Pictures aside, write out every record exactly as it appears.

════════════════

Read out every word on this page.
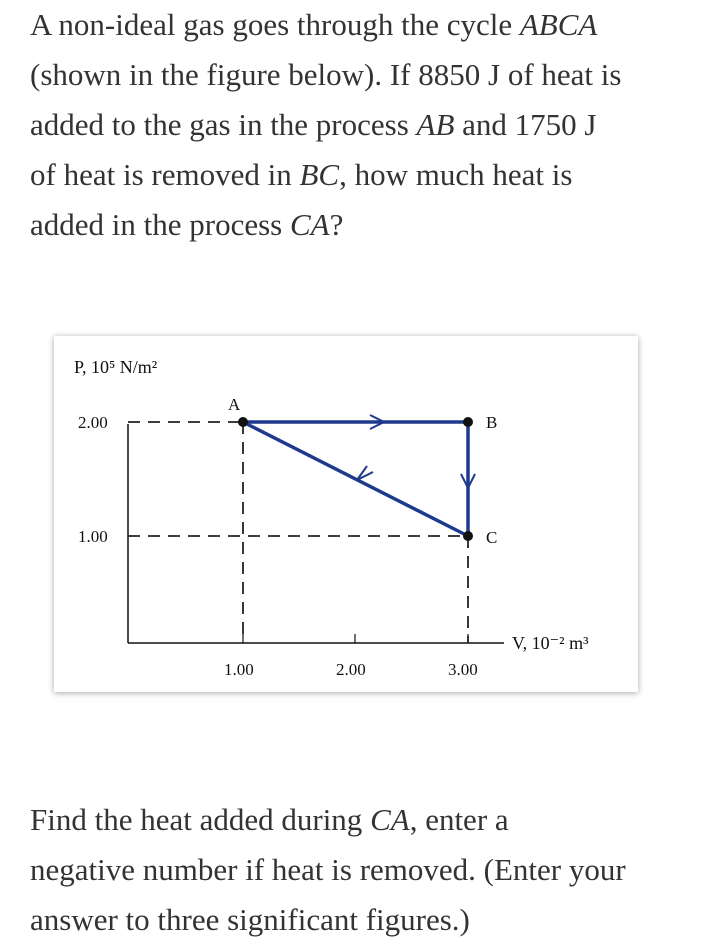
A non-ideal gas goes through the cycle ABCA

(shown in the figure below). If 8850 J of heat is

added to the gas in the process AB and 1750 J

of heat is removed in BC, how much heat is

added in the process CA?

A
B
C
2.00
1.00
1.00	2.00	3.00
P, 10⁵ N/m²
V, 10⁻² m³

Find the heat added during CA, enter a

negative number if heat is removed. (Enter your

answer to three significant figures.)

════════════════

Result:
Read out every word on this page.
A non-ideal gas goes through the cycle ABCA

(shown in the figure below). If 8850 J of heat is

added to the gas in the process AB and 1750 J

of heat is removed in BC, how much heat is

added in the process CA?

A
B
C
2.00
1.00
1.00	2.00	3.00
P, 10⁵ N/m²
V, 10⁻² m³

Find the heat added during CA, enter a

negative number if heat is removed. (Enter your

answer to three significant figures.)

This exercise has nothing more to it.